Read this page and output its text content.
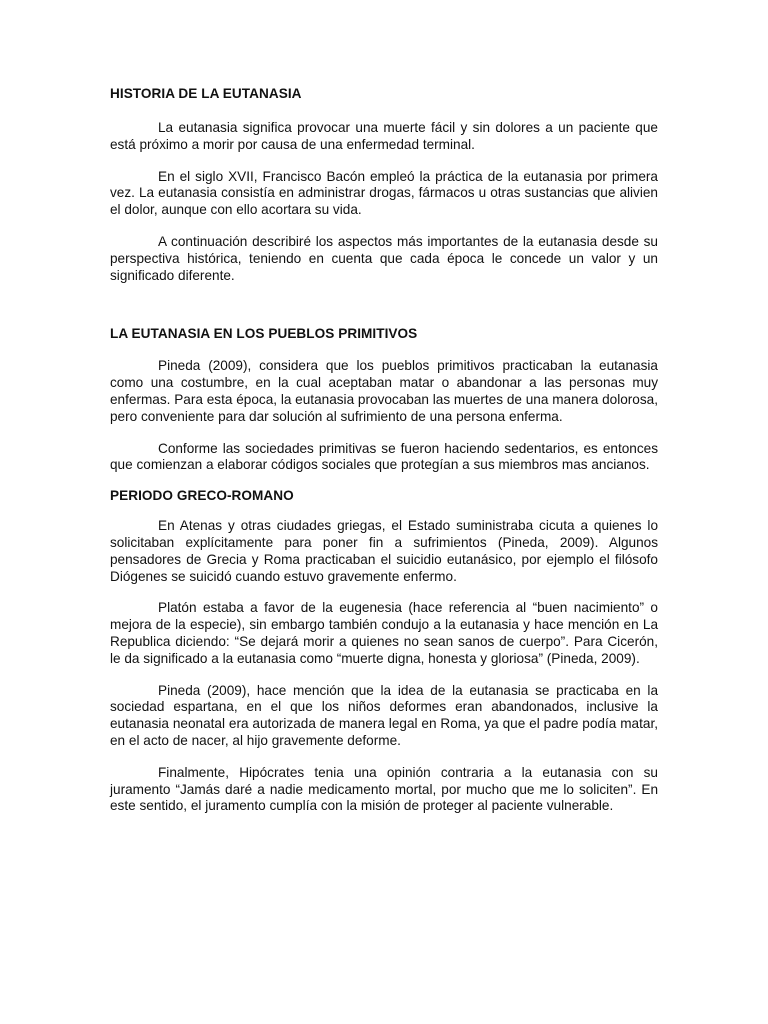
HISTORIA DE LA EUTANASIA

La eutanasia significa provocar una muerte fácil y sin dolores a un paciente que está próximo a morir por causa de una enfermedad terminal.

En el siglo XVII, Francisco Bacón empleó la práctica de la eutanasia por primera vez. La eutanasia consistía en administrar drogas, fármacos u otras sustancias que alivien el dolor, aunque con ello acortara su vida.

A continuación describiré los aspectos más importantes de la eutanasia desde su perspectiva histórica, teniendo en cuenta que cada época le concede un valor y un significado diferente.

LA EUTANASIA EN LOS PUEBLOS PRIMITIVOS

Pineda (2009), considera que los pueblos primitivos practicaban la eutanasia como una costumbre, en la cual aceptaban matar o abandonar a las personas muy enfermas. Para esta época, la eutanasia provocaban las muertes de una manera dolorosa, pero conveniente para dar solución al sufrimiento de una persona enferma.

Conforme las sociedades primitivas se fueron haciendo sedentarios, es entonces que comienzan a elaborar códigos sociales que protegían a sus miembros mas ancianos.

PERIODO GRECO-ROMANO

En Atenas y otras ciudades griegas, el Estado suministraba cicuta a quienes lo solicitaban explícitamente para poner fin a sufrimientos (Pineda, 2009). Algunos pensadores de Grecia y Roma practicaban el suicidio eutanásico, por ejemplo el filósofo Diógenes se suicidó cuando estuvo gravemente enfermo.

Platón estaba a favor de la eugenesia (hace referencia al “buen nacimiento” o mejora de la especie), sin embargo también condujo a la eutanasia y hace mención en La Republica diciendo: “Se dejará morir a quienes no sean sanos de cuerpo”. Para Cicerón, le da significado a la eutanasia como “muerte digna, honesta y gloriosa” (Pineda, 2009).

Pineda (2009), hace mención que la idea de la eutanasia se practicaba en la sociedad espartana, en el que los niños deformes eran abandonados, inclusive la eutanasia neonatal era autorizada de manera legal en Roma, ya que el padre podía matar, en el acto de nacer, al hijo gravemente deforme.

Finalmente, Hipócrates tenia una opinión contraria a la eutanasia con su juramento “Jamás daré a nadie medicamento mortal, por mucho que me lo soliciten”. En este sentido, el juramento cumplía con la misión de proteger al paciente vulnerable.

** THE PROBLEM **
Each line above should be printed again exactly, though the pictures should not be.

** ANSWER SECTION **
Read this page and output its text content.
HISTORIA DE LA EUTANASIA

La eutanasia significa provocar una muerte fácil y sin dolores a un paciente que está próximo a morir por causa de una enfermedad terminal.

En el siglo XVII, Francisco Bacón empleó la práctica de la eutanasia por primera vez. La eutanasia consistía en administrar drogas, fármacos u otras sustancias que alivien el dolor, aunque con ello acortara su vida.

A continuación describiré los aspectos más importantes de la eutanasia desde su perspectiva histórica, teniendo en cuenta que cada época le concede un valor y un significado diferente.

LA EUTANASIA EN LOS PUEBLOS PRIMITIVOS

Pineda (2009), considera que los pueblos primitivos practicaban la eutanasia como una costumbre, en la cual aceptaban matar o abandonar a las personas muy enfermas. Para esta época, la eutanasia provocaban las muertes de una manera dolorosa, pero conveniente para dar solución al sufrimiento de una persona enferma.

Conforme las sociedades primitivas se fueron haciendo sedentarios, es entonces que comienzan a elaborar códigos sociales que protegían a sus miembros mas ancianos.

PERIODO GRECO-ROMANO

En Atenas y otras ciudades griegas, el Estado suministraba cicuta a quienes lo solicitaban explícitamente para poner fin a sufrimientos (Pineda, 2009). Algunos pensadores de Grecia y Roma practicaban el suicidio eutanásico, por ejemplo el filósofo Diógenes se suicidó cuando estuvo gravemente enfermo.

Platón estaba a favor de la eugenesia (hace referencia al “buen nacimiento” o mejora de la especie), sin embargo también condujo a la eutanasia y hace mención en La Republica diciendo: “Se dejará morir a quienes no sean sanos de cuerpo”. Para Cicerón, le da significado a la eutanasia como “muerte digna, honesta y gloriosa” (Pineda, 2009).

Pineda (2009), hace mención que la idea de la eutanasia se practicaba en la sociedad espartana, en el que los niños deformes eran abandonados, inclusive la eutanasia neonatal era autorizada de manera legal en Roma, ya que el padre podía matar, en el acto de nacer, al hijo gravemente deforme.

Finalmente, Hipócrates tenia una opinión contraria a la eutanasia con su juramento “Jamás daré a nadie medicamento mortal, por mucho que me lo soliciten”. En este sentido, el juramento cumplía con la misión de proteger al paciente vulnerable.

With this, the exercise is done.